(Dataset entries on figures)
[BEGIN]

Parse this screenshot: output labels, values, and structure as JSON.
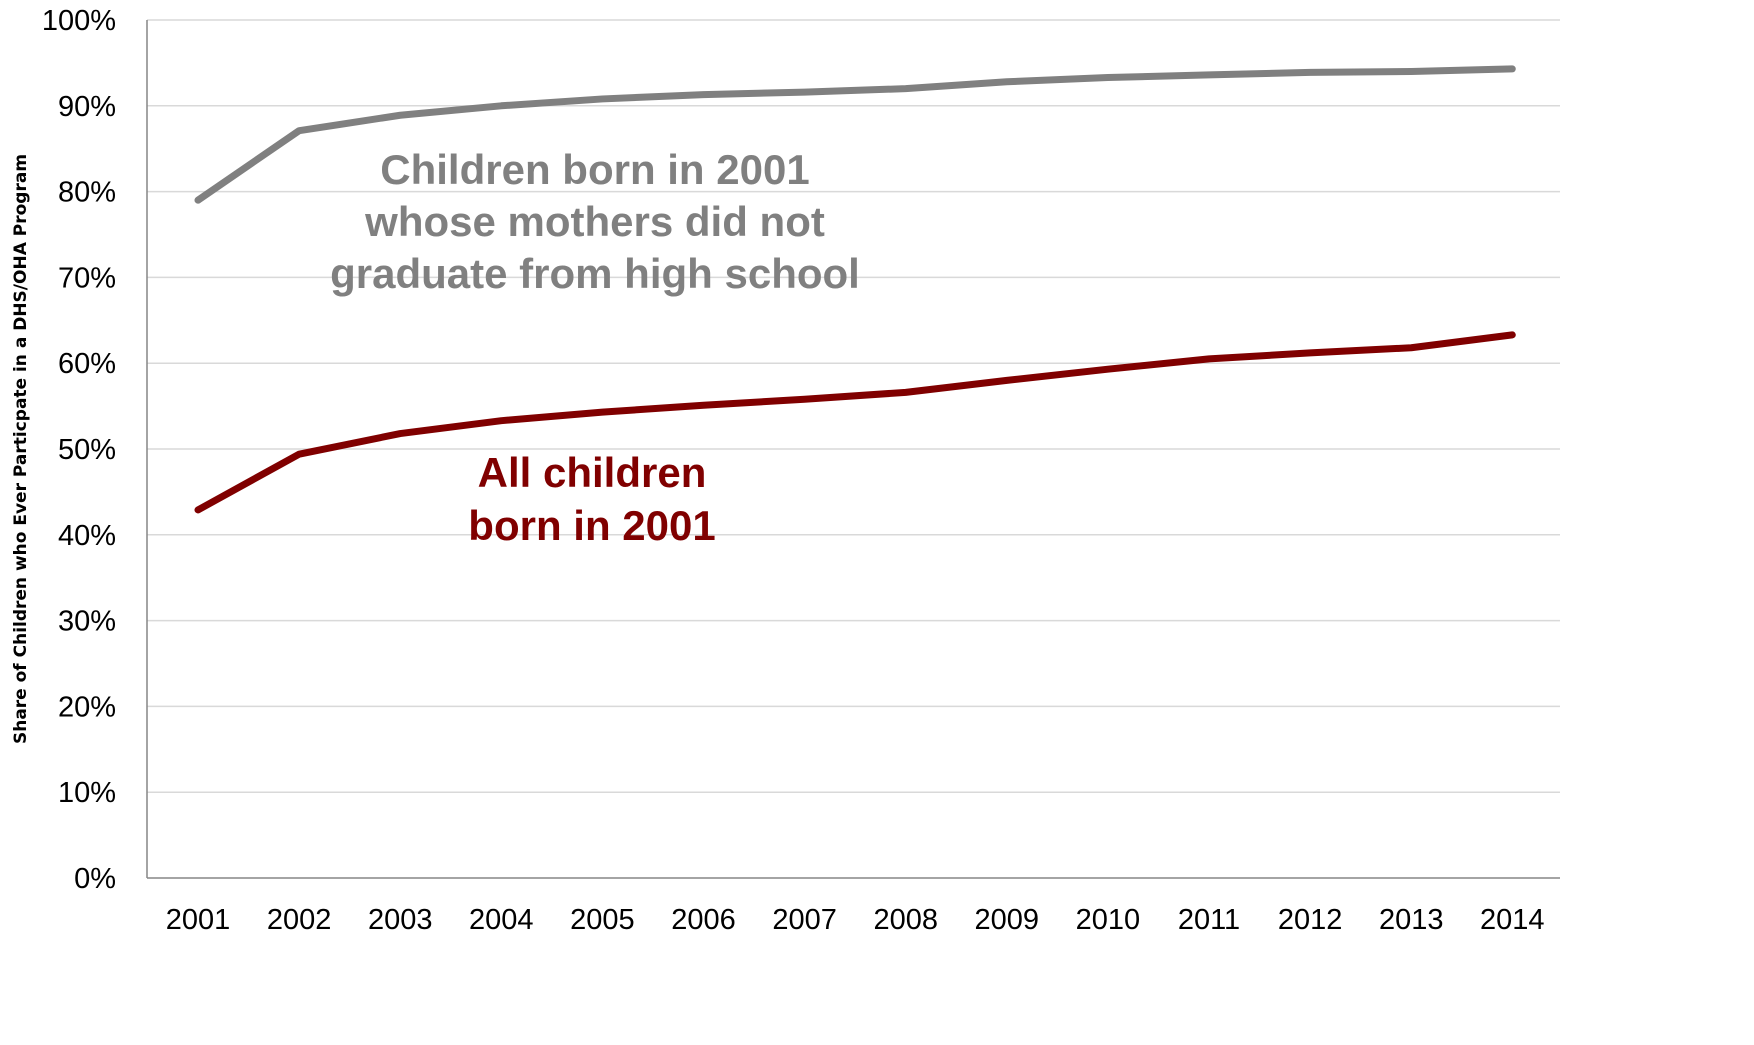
{
  "chart_data": {
    "type": "line",
    "x": [
      "2001",
      "2002",
      "2003",
      "2004",
      "2005",
      "2006",
      "2007",
      "2008",
      "2009",
      "2010",
      "2011",
      "2012",
      "2013",
      "2014"
    ],
    "series": [
      {
        "key": "hs",
        "annotation": [
          "Children born in 2001",
          "whose mothers did not",
          "graduate from high school"
        ],
        "color": "#808080",
        "values": [
          79.0,
          87.1,
          88.9,
          90.0,
          90.8,
          91.3,
          91.6,
          92.0,
          92.8,
          93.3,
          93.6,
          93.9,
          94.0,
          94.3
        ]
      },
      {
        "key": "all",
        "annotation": [
          "All children",
          "born in 2001"
        ],
        "color": "#800000",
        "values": [
          42.9,
          49.4,
          51.8,
          53.3,
          54.3,
          55.1,
          55.8,
          56.6,
          58.0,
          59.3,
          60.5,
          61.2,
          61.8,
          63.3
        ]
      }
    ],
    "ylabel": "Share of Children who Ever Particpate in a DHS/OHA Program",
    "ylim": [
      0,
      100
    ],
    "yticks": [
      "0%",
      "10%",
      "20%",
      "30%",
      "40%",
      "50%",
      "60%",
      "70%",
      "80%",
      "90%",
      "100%"
    ],
    "grid": true,
    "legend": "none (direct labels)"
  }
}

[END]

→ WHAT IS EXPECTED:
Repeat the material above in full and exactly, omitting the pictures.

→ EXERCISE RESULT:
Parse this screenshot: output labels, values, and structure as JSON.
{
  "chart_data": {
    "type": "line",
    "x": [
      "2001",
      "2002",
      "2003",
      "2004",
      "2005",
      "2006",
      "2007",
      "2008",
      "2009",
      "2010",
      "2011",
      "2012",
      "2013",
      "2014"
    ],
    "series": [
      {
        "key": "hs",
        "annotation": [
          "Children born in 2001",
          "whose mothers did not",
          "graduate from high school"
        ],
        "color": "#808080",
        "values": [
          79.0,
          87.1,
          88.9,
          90.0,
          90.8,
          91.3,
          91.6,
          92.0,
          92.8,
          93.3,
          93.6,
          93.9,
          94.0,
          94.3
        ]
      },
      {
        "key": "all",
        "annotation": [
          "All children",
          "born in 2001"
        ],
        "color": "#800000",
        "values": [
          42.9,
          49.4,
          51.8,
          53.3,
          54.3,
          55.1,
          55.8,
          56.6,
          58.0,
          59.3,
          60.5,
          61.2,
          61.8,
          63.3
        ]
      }
    ],
    "ylabel": "Share of Children who Ever Particpate in a DHS/OHA Program",
    "ylim": [
      0,
      100
    ],
    "yticks": [
      "0%",
      "10%",
      "20%",
      "30%",
      "40%",
      "50%",
      "60%",
      "70%",
      "80%",
      "90%",
      "100%"
    ],
    "grid": true,
    "legend": "none (direct labels)"
  }
}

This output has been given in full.